Select and reproduce each line of the listing below that bears the string "Output".

Structured figure records:
------------------------------------------------

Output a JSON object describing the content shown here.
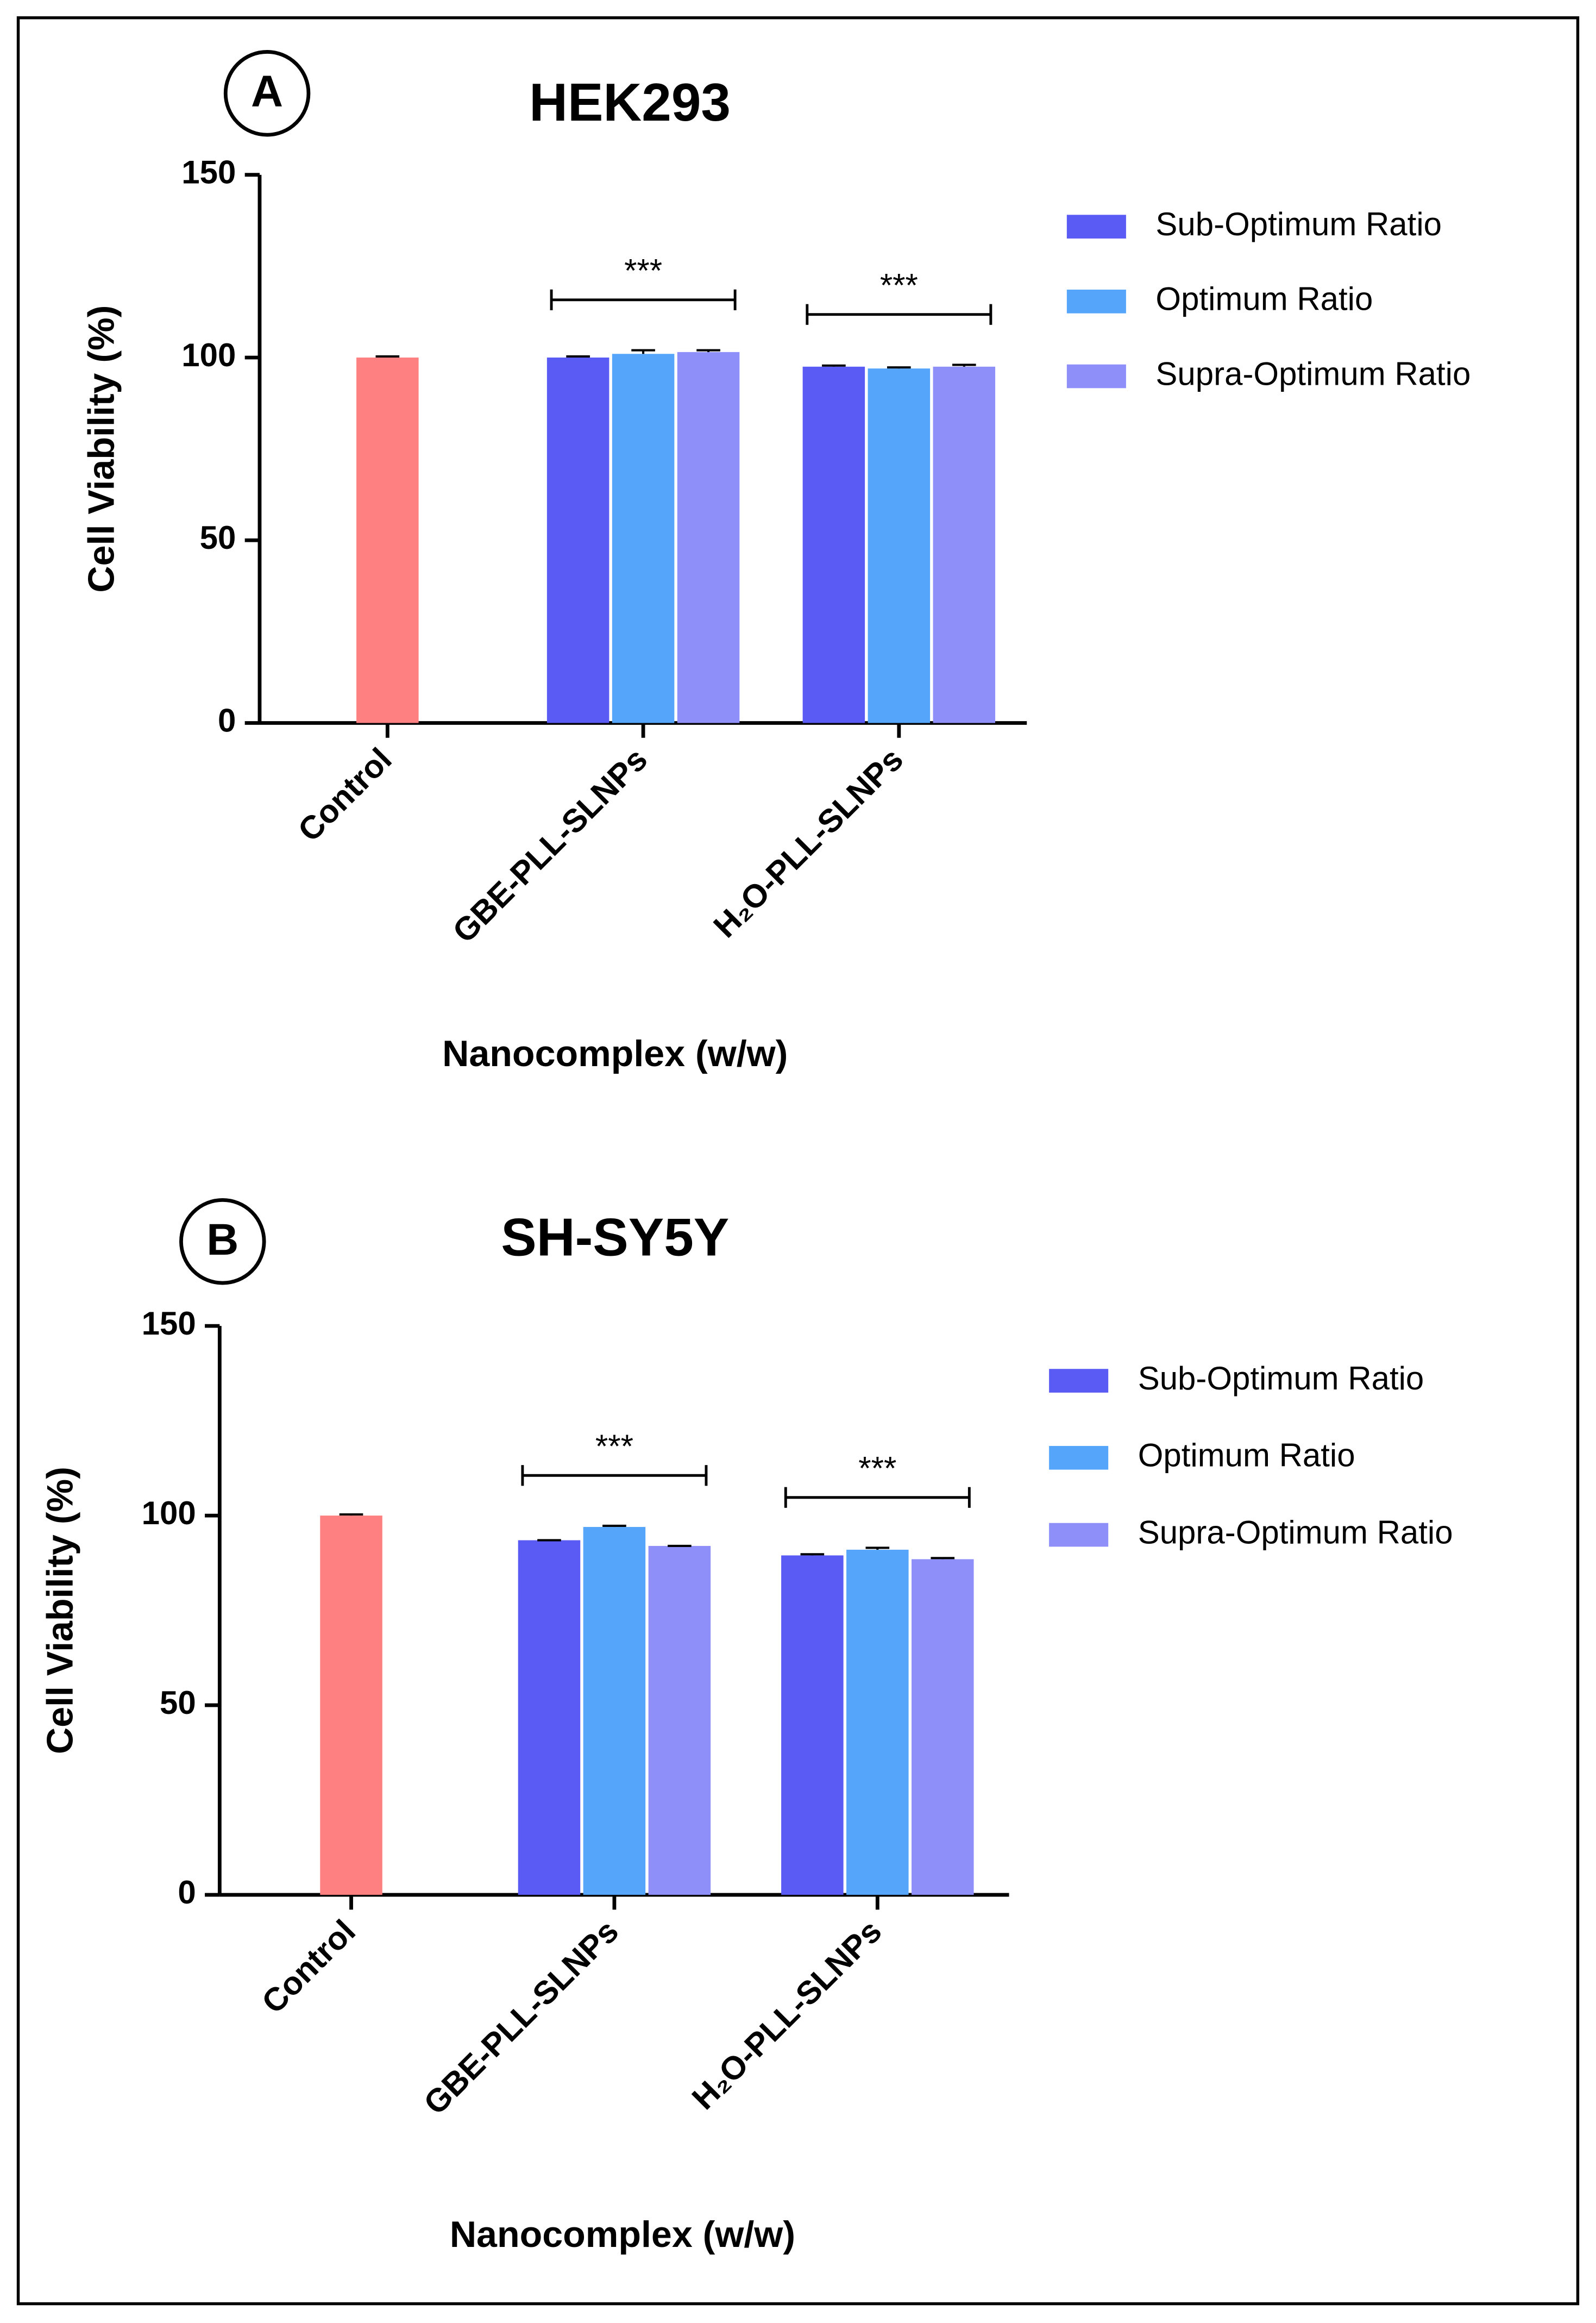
{
  "chart_data": [
    {
      "type": "bar",
      "panel": "A",
      "title": "HEK293",
      "ylabel": "Cell Viability (%)",
      "xlabel": "Nanocomplex (w/w)",
      "categories": [
        "Control",
        "GBE-PLL-SLNPs",
        "H₂O-PLL-SLNPs"
      ],
      "control_value": 100,
      "control_error": 0.3,
      "control_color": "#ff8080",
      "series": [
        {
          "name": "Sub-Optimum Ratio",
          "color": "#5a5af5",
          "values": [
            null,
            100,
            97.5
          ],
          "errors": [
            null,
            0.3,
            0.3
          ]
        },
        {
          "name": "Optimum Ratio",
          "color": "#55a5fa",
          "values": [
            null,
            101,
            97
          ],
          "errors": [
            null,
            1,
            0.3
          ]
        },
        {
          "name": "Supra-Optimum Ratio",
          "color": "#8f8ffa",
          "values": [
            null,
            101.5,
            97.5
          ],
          "errors": [
            null,
            0.5,
            0.5
          ]
        }
      ],
      "significance": [
        null,
        "***",
        "***"
      ],
      "ylim": [
        0,
        150
      ],
      "yticks": [
        0,
        50,
        100,
        150
      ],
      "legend": "right"
    },
    {
      "type": "bar",
      "panel": "B",
      "title": "SH-SY5Y",
      "ylabel": "Cell Viability (%)",
      "xlabel": "Nanocomplex (w/w)",
      "categories": [
        "Control",
        "GBE-PLL-SLNPs",
        "H₂O-PLL-SLNPs"
      ],
      "control_value": 100,
      "control_error": 0.3,
      "control_color": "#ff8080",
      "series": [
        {
          "name": "Sub-Optimum Ratio",
          "color": "#5a5af5",
          "values": [
            null,
            93.5,
            89.5
          ],
          "errors": [
            null,
            0,
            0.3
          ]
        },
        {
          "name": "Optimum Ratio",
          "color": "#55a5fa",
          "values": [
            null,
            97,
            91
          ],
          "errors": [
            null,
            0.3,
            0.5
          ]
        },
        {
          "name": "Supra-Optimum Ratio",
          "color": "#8f8ffa",
          "values": [
            null,
            92,
            88.5
          ],
          "errors": [
            null,
            0,
            0.3
          ]
        }
      ],
      "significance": [
        null,
        "***",
        "***"
      ],
      "ylim": [
        0,
        150
      ],
      "yticks": [
        0,
        50,
        100,
        150
      ],
      "legend": "right"
    }
  ]
}
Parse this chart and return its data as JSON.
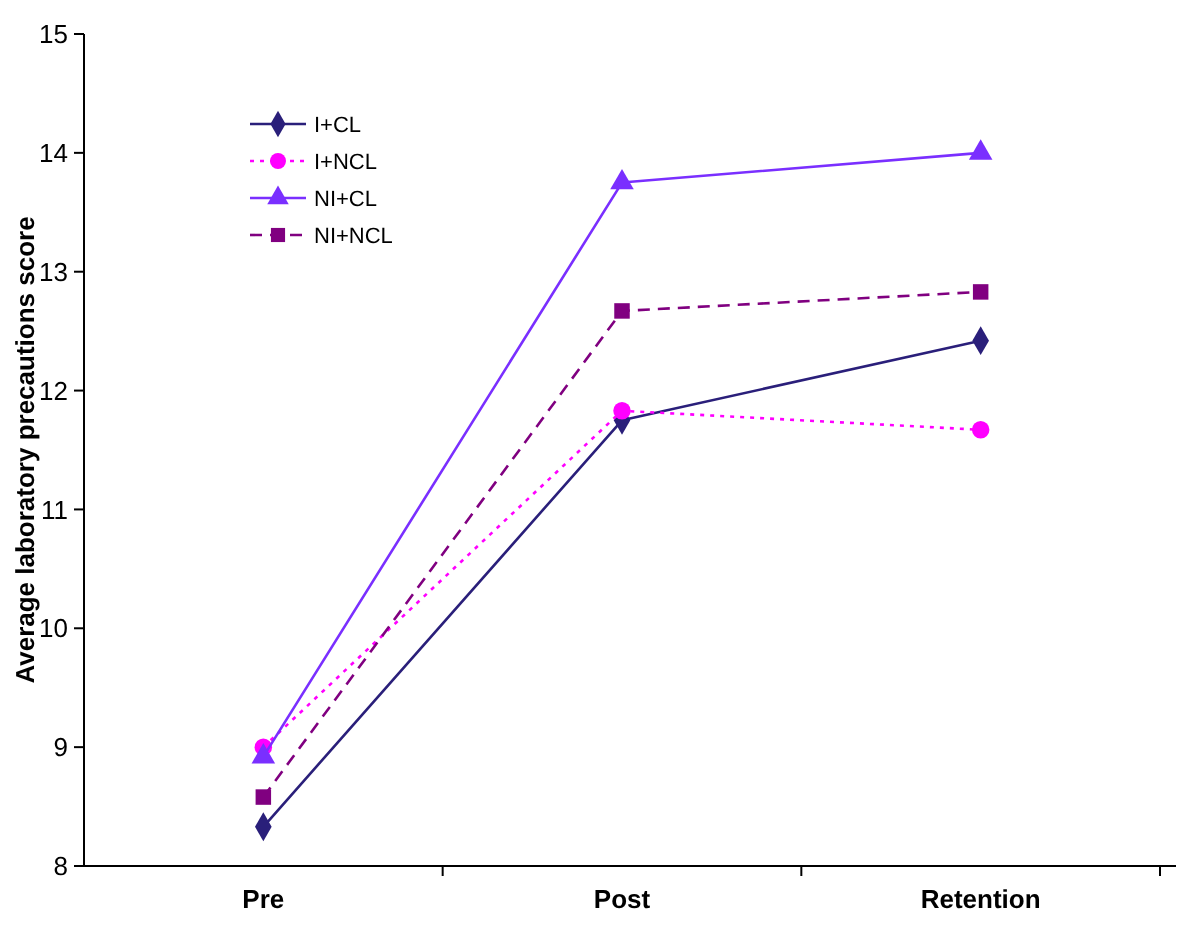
{
  "chart_data": {
    "type": "line",
    "ylabel": "Average laboratory precautions score",
    "categories": [
      "Pre",
      "Post",
      "Retention"
    ],
    "ylim": [
      8,
      15
    ],
    "yticks": [
      8,
      9,
      10,
      11,
      12,
      13,
      14,
      15
    ],
    "grid": false,
    "legend": "top left",
    "series": [
      {
        "name": "I+CL",
        "color": "#2a1f7a",
        "marker": "diamond",
        "line_style": "solid",
        "values": [
          8.33,
          11.75,
          12.42
        ]
      },
      {
        "name": "I+NCL",
        "color": "#ff00ff",
        "marker": "circle",
        "line_style": "dotted",
        "values": [
          9.0,
          11.83,
          11.67
        ]
      },
      {
        "name": "NI+CL",
        "color": "#7a2fff",
        "marker": "triangle",
        "line_style": "solid",
        "values": [
          8.92,
          13.75,
          14.0
        ]
      },
      {
        "name": "NI+NCL",
        "color": "#800080",
        "marker": "square",
        "line_style": "dashed",
        "values": [
          8.58,
          12.67,
          12.83
        ]
      }
    ]
  }
}
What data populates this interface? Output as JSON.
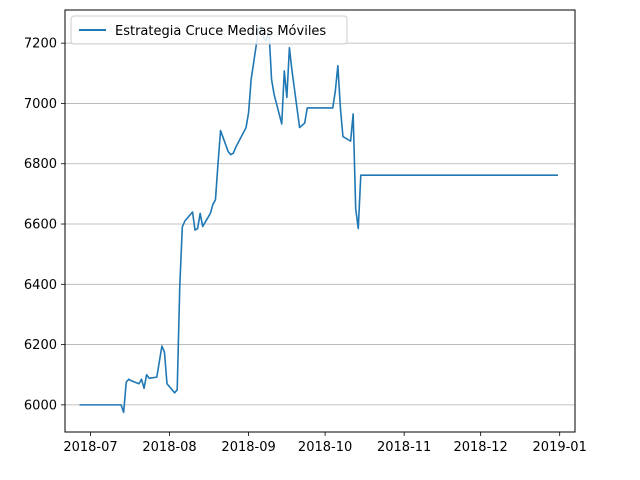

------------------------------------------------

● Reply:
Output a JSON object describing the content shown here.
What data populates this interface? Output as JSON.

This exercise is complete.